TASK DIRECTIONS: Go through the entries below and count the lines holding the word "xlabel". Reply with only the number, please.
──────── INFORMATION GIVEN
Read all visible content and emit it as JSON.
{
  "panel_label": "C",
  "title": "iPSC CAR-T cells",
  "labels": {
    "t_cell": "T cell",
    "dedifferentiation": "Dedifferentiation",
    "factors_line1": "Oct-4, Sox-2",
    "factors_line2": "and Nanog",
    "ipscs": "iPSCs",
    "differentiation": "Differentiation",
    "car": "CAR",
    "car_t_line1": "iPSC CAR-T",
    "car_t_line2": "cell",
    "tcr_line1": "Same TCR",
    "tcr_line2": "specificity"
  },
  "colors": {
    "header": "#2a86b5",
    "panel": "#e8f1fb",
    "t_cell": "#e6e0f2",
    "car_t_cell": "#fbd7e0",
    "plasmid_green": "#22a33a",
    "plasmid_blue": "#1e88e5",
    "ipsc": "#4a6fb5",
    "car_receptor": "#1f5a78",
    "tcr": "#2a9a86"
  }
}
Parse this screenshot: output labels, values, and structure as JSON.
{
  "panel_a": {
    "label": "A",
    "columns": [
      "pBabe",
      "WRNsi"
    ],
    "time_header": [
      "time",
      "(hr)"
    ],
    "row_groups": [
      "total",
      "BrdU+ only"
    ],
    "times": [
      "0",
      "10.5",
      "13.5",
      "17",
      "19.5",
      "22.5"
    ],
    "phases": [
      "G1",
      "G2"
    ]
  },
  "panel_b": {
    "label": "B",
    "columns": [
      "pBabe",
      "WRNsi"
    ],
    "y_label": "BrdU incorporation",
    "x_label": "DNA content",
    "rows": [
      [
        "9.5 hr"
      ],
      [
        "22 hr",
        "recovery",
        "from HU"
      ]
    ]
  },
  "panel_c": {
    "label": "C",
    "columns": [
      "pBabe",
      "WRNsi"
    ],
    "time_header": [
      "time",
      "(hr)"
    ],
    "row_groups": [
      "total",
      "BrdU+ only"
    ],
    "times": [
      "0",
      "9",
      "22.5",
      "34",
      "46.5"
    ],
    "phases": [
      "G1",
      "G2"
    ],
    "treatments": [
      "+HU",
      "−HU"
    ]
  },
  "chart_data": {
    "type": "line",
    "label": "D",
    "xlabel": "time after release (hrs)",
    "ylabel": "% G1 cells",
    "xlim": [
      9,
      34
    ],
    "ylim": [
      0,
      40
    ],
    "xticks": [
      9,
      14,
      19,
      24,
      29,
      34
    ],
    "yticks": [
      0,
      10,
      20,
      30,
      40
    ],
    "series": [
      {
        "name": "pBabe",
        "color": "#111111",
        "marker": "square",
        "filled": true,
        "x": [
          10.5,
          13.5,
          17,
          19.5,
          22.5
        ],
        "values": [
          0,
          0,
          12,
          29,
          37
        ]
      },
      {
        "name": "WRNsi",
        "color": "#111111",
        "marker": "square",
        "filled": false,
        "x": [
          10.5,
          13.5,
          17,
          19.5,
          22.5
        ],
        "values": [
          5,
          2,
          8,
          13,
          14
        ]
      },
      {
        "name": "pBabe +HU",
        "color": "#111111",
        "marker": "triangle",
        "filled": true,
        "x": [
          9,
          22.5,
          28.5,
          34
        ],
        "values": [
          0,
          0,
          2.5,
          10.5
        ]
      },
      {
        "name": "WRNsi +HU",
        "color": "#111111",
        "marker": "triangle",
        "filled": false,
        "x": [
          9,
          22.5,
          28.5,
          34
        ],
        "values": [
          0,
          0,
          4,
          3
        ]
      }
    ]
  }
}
────────────────
──────── INFORMATION GIVEN
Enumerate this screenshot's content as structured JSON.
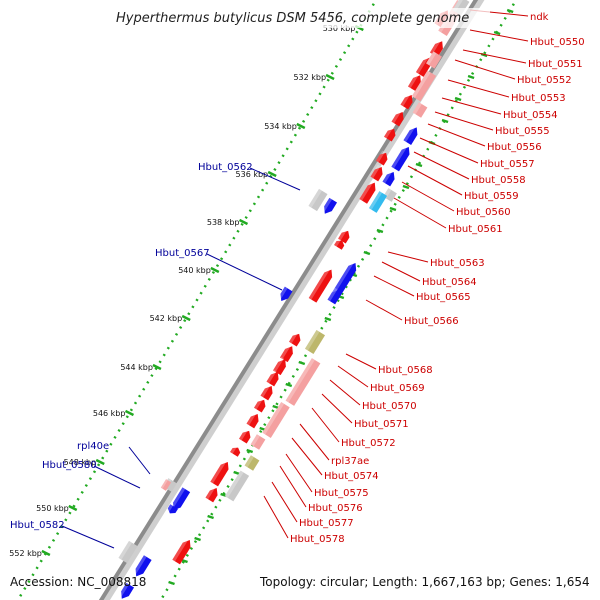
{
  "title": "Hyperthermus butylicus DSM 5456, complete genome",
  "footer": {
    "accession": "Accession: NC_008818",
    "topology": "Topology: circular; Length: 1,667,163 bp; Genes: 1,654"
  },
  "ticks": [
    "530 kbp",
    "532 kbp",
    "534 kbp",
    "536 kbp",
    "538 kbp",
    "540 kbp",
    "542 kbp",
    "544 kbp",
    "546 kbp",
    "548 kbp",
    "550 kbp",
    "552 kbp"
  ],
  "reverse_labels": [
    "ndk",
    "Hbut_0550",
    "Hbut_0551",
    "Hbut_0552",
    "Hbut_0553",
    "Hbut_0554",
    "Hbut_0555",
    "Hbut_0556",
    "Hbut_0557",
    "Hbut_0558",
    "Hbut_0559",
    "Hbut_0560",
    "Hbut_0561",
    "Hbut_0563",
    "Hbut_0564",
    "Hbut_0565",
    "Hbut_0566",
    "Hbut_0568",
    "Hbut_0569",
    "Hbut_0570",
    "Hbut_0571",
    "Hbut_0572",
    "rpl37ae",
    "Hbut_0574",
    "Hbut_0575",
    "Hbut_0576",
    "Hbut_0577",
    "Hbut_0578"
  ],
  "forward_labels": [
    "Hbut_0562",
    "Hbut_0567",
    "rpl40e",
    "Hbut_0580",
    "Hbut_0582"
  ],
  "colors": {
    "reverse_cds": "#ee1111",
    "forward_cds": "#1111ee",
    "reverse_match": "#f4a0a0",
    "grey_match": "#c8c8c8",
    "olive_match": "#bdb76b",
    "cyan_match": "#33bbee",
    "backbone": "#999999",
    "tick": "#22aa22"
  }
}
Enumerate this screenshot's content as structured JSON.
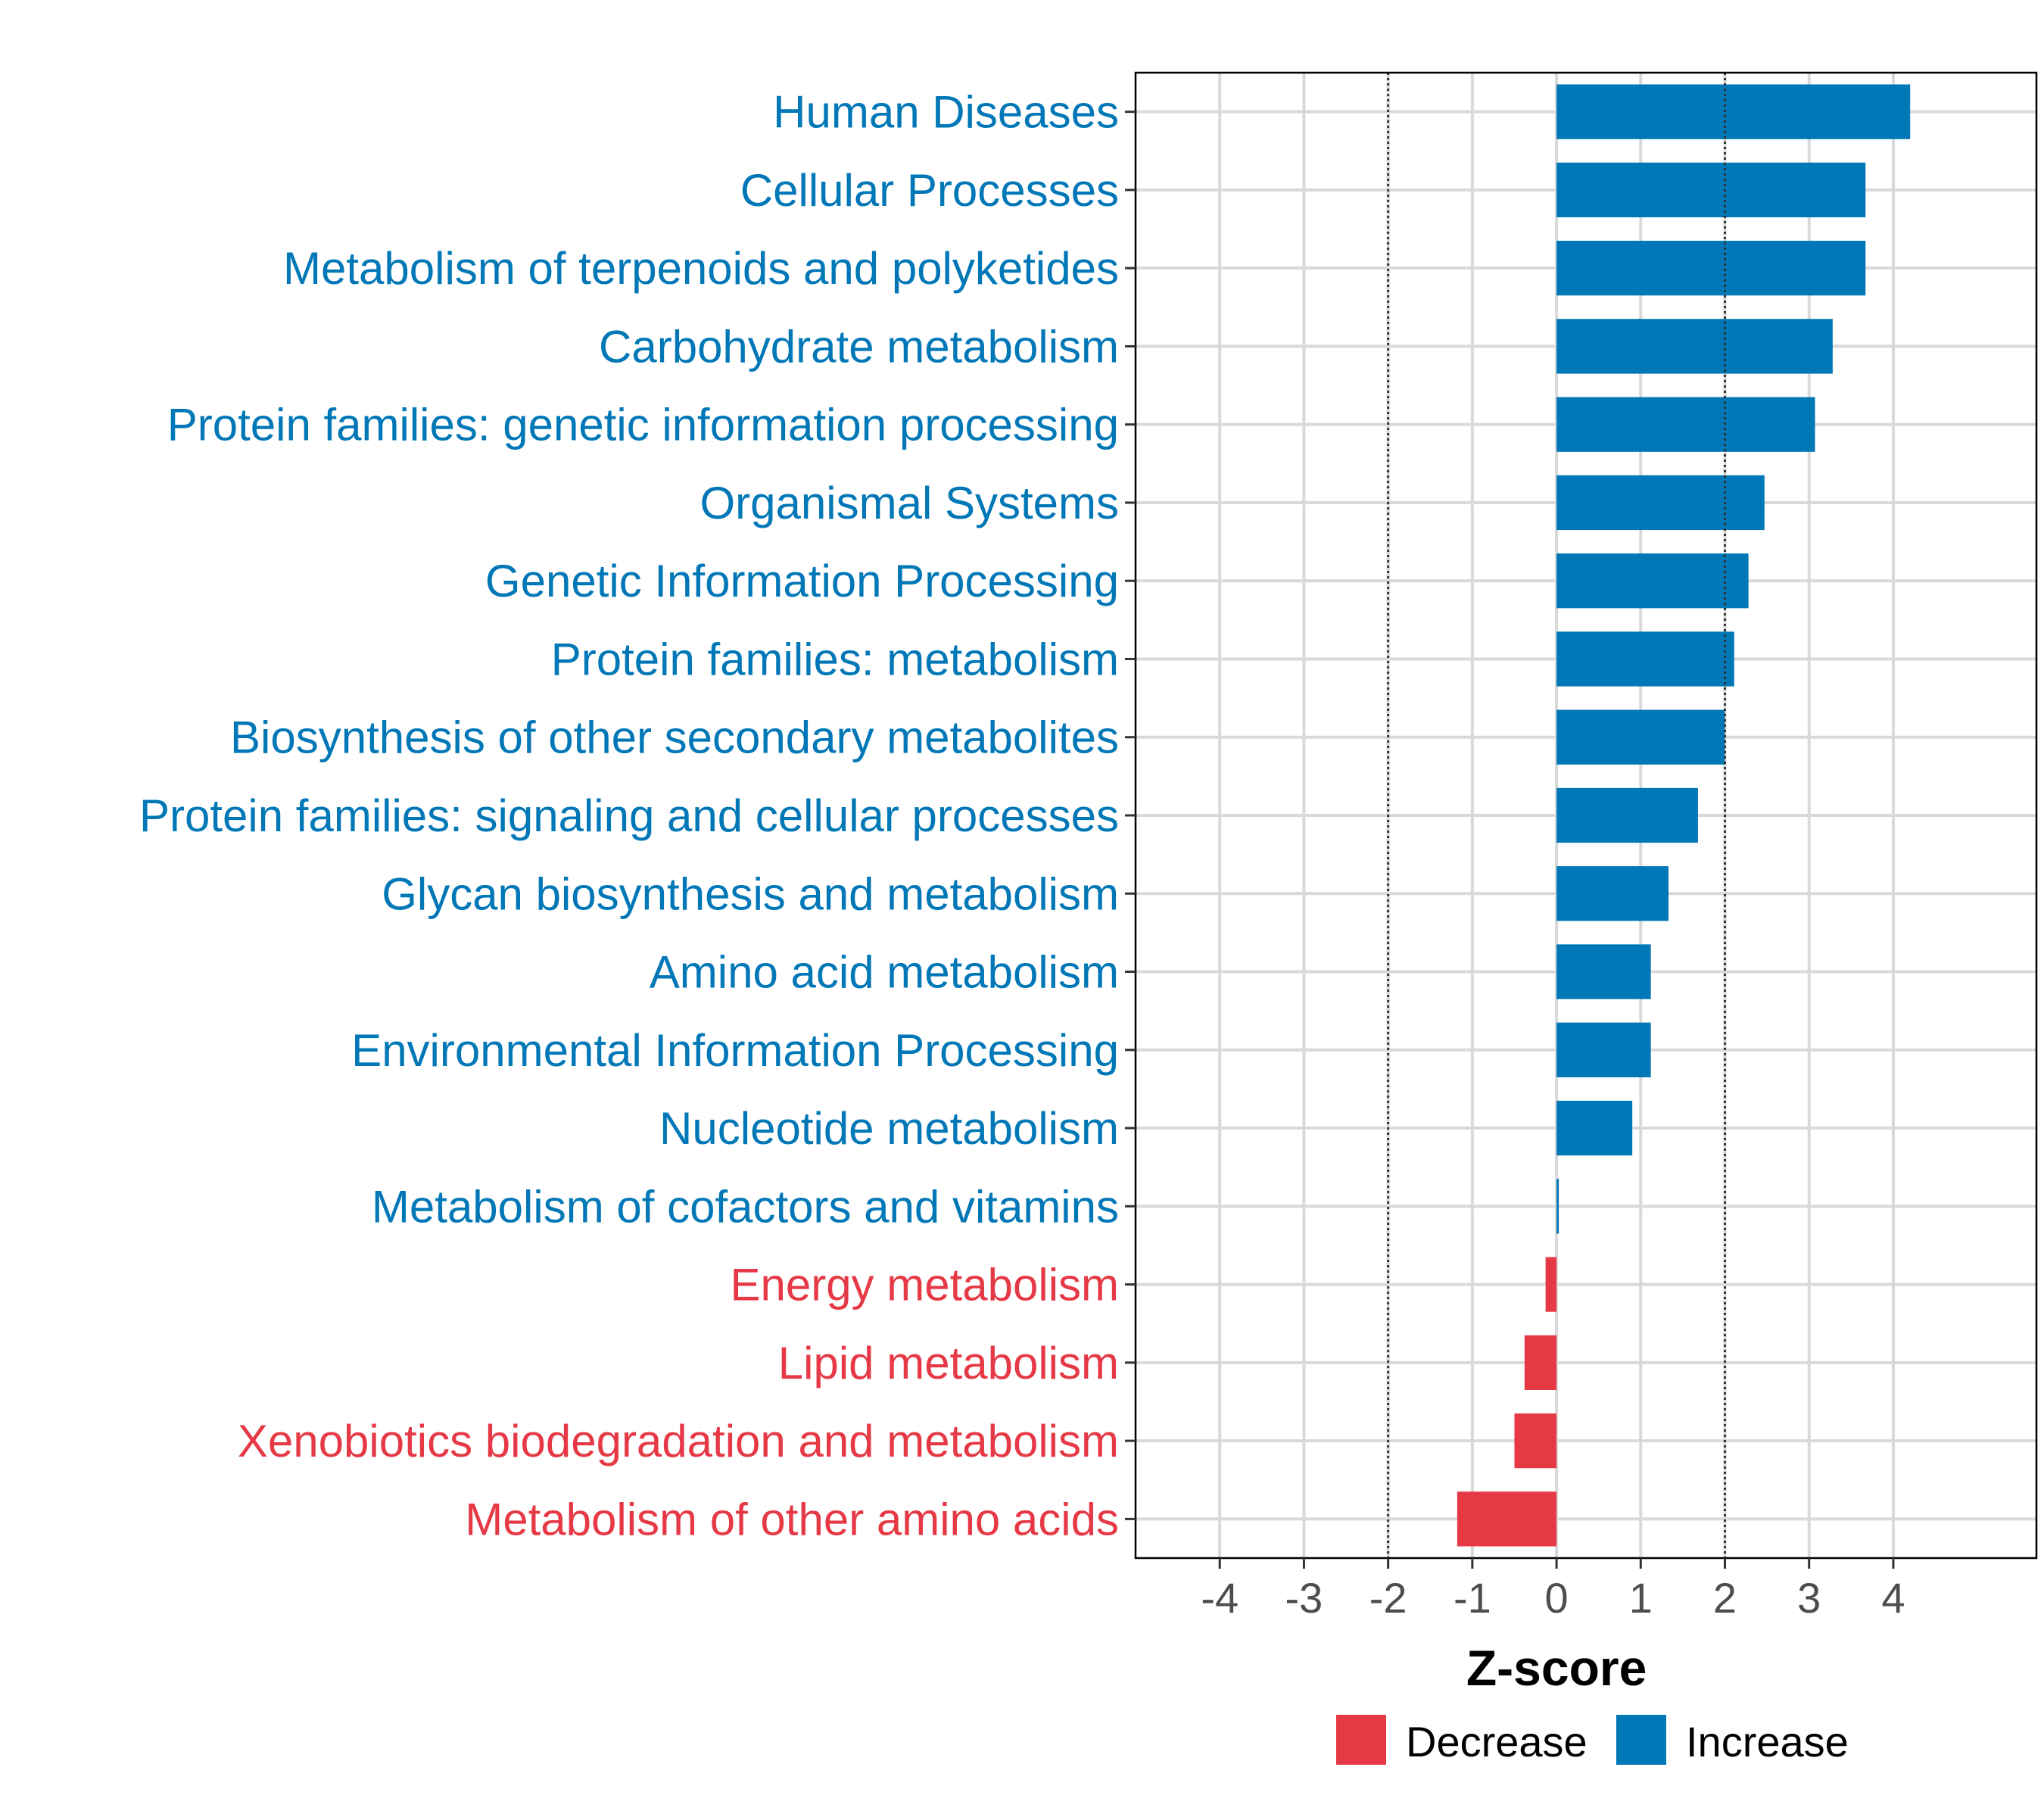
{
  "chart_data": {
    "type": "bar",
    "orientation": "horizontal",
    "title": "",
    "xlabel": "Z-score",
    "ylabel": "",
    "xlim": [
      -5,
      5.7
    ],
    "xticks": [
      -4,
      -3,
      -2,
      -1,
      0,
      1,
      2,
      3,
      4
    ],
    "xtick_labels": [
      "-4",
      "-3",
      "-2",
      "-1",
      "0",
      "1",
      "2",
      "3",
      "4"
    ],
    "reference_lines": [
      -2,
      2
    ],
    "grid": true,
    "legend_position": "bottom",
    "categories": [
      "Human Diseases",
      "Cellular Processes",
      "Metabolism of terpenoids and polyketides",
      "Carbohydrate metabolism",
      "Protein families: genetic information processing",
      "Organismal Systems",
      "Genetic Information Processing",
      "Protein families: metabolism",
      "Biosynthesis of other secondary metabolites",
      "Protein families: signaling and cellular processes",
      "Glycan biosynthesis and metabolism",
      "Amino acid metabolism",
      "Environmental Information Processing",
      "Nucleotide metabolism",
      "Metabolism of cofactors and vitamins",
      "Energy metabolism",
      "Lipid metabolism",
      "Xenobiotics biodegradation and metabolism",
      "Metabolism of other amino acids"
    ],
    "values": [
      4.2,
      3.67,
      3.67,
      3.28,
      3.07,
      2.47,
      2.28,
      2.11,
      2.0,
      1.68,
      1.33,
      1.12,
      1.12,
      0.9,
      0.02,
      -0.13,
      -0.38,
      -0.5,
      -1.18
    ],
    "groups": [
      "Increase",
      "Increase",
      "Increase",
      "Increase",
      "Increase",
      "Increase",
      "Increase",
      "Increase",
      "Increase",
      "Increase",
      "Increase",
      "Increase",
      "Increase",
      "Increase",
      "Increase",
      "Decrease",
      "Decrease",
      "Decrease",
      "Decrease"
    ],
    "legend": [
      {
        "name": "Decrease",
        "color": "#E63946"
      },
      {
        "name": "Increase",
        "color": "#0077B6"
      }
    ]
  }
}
────────────────
OUTPUT FOR THIS EXERCISE: 2